# start of DATA

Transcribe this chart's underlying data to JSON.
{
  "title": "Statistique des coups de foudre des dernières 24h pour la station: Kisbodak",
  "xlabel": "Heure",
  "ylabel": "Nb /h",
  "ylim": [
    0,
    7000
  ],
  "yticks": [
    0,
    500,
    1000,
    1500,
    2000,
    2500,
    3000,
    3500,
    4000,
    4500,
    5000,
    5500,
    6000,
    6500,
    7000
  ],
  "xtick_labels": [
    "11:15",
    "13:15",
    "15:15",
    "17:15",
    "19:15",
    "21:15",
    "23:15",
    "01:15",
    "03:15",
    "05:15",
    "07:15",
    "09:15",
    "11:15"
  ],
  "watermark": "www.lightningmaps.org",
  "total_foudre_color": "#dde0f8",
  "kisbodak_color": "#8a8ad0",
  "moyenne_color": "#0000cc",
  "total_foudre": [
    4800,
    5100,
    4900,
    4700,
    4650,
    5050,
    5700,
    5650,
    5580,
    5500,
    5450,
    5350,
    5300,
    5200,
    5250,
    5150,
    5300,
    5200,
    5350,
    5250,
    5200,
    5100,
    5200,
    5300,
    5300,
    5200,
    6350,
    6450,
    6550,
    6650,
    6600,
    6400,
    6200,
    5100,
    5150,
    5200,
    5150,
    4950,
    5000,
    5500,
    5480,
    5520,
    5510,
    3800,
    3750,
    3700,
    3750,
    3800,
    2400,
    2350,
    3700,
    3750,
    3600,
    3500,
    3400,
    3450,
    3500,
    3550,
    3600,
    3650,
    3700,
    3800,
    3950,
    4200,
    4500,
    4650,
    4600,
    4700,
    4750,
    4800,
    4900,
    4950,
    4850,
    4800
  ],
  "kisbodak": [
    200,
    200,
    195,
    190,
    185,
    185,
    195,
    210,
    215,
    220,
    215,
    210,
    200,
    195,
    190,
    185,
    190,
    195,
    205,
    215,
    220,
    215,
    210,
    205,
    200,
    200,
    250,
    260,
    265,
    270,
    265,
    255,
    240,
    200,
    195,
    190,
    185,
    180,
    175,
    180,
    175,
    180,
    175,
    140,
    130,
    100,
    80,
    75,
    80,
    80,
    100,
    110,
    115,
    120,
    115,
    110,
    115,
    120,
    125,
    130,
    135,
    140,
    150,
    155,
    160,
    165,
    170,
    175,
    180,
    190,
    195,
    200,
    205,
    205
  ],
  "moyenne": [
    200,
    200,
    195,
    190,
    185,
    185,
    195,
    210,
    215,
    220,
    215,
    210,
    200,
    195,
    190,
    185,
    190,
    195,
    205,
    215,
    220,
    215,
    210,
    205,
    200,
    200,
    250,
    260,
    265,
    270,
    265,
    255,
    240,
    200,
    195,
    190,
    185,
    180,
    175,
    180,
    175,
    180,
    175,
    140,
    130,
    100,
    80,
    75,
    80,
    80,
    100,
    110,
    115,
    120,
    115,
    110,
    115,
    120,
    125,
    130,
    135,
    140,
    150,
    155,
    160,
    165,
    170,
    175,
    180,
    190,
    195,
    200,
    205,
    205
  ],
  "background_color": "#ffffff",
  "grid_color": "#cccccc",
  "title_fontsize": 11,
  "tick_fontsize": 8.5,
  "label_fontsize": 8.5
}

# end of DATA

• _EXERCISE AIM_
All the entries above need to be reproduced exactly.

• _RESPONSE TO THE TASK_
Transcribe this chart's underlying data to JSON.
{
  "title": "Statistique des coups de foudre des dernières 24h pour la station: Kisbodak",
  "xlabel": "Heure",
  "ylabel": "Nb /h",
  "ylim": [
    0,
    7000
  ],
  "yticks": [
    0,
    500,
    1000,
    1500,
    2000,
    2500,
    3000,
    3500,
    4000,
    4500,
    5000,
    5500,
    6000,
    6500,
    7000
  ],
  "xtick_labels": [
    "11:15",
    "13:15",
    "15:15",
    "17:15",
    "19:15",
    "21:15",
    "23:15",
    "01:15",
    "03:15",
    "05:15",
    "07:15",
    "09:15",
    "11:15"
  ],
  "watermark": "www.lightningmaps.org",
  "total_foudre_color": "#dde0f8",
  "kisbodak_color": "#8a8ad0",
  "moyenne_color": "#0000cc",
  "total_foudre": [
    4800,
    5100,
    4900,
    4700,
    4650,
    5050,
    5700,
    5650,
    5580,
    5500,
    5450,
    5350,
    5300,
    5200,
    5250,
    5150,
    5300,
    5200,
    5350,
    5250,
    5200,
    5100,
    5200,
    5300,
    5300,
    5200,
    6350,
    6450,
    6550,
    6650,
    6600,
    6400,
    6200,
    5100,
    5150,
    5200,
    5150,
    4950,
    5000,
    5500,
    5480,
    5520,
    5510,
    3800,
    3750,
    3700,
    3750,
    3800,
    2400,
    2350,
    3700,
    3750,
    3600,
    3500,
    3400,
    3450,
    3500,
    3550,
    3600,
    3650,
    3700,
    3800,
    3950,
    4200,
    4500,
    4650,
    4600,
    4700,
    4750,
    4800,
    4900,
    4950,
    4850,
    4800
  ],
  "kisbodak": [
    200,
    200,
    195,
    190,
    185,
    185,
    195,
    210,
    215,
    220,
    215,
    210,
    200,
    195,
    190,
    185,
    190,
    195,
    205,
    215,
    220,
    215,
    210,
    205,
    200,
    200,
    250,
    260,
    265,
    270,
    265,
    255,
    240,
    200,
    195,
    190,
    185,
    180,
    175,
    180,
    175,
    180,
    175,
    140,
    130,
    100,
    80,
    75,
    80,
    80,
    100,
    110,
    115,
    120,
    115,
    110,
    115,
    120,
    125,
    130,
    135,
    140,
    150,
    155,
    160,
    165,
    170,
    175,
    180,
    190,
    195,
    200,
    205,
    205
  ],
  "moyenne": [
    200,
    200,
    195,
    190,
    185,
    185,
    195,
    210,
    215,
    220,
    215,
    210,
    200,
    195,
    190,
    185,
    190,
    195,
    205,
    215,
    220,
    215,
    210,
    205,
    200,
    200,
    250,
    260,
    265,
    270,
    265,
    255,
    240,
    200,
    195,
    190,
    185,
    180,
    175,
    180,
    175,
    180,
    175,
    140,
    130,
    100,
    80,
    75,
    80,
    80,
    100,
    110,
    115,
    120,
    115,
    110,
    115,
    120,
    125,
    130,
    135,
    140,
    150,
    155,
    160,
    165,
    170,
    175,
    180,
    190,
    195,
    200,
    205,
    205
  ],
  "background_color": "#ffffff",
  "grid_color": "#cccccc",
  "title_fontsize": 11,
  "tick_fontsize": 8.5,
  "label_fontsize": 8.5
}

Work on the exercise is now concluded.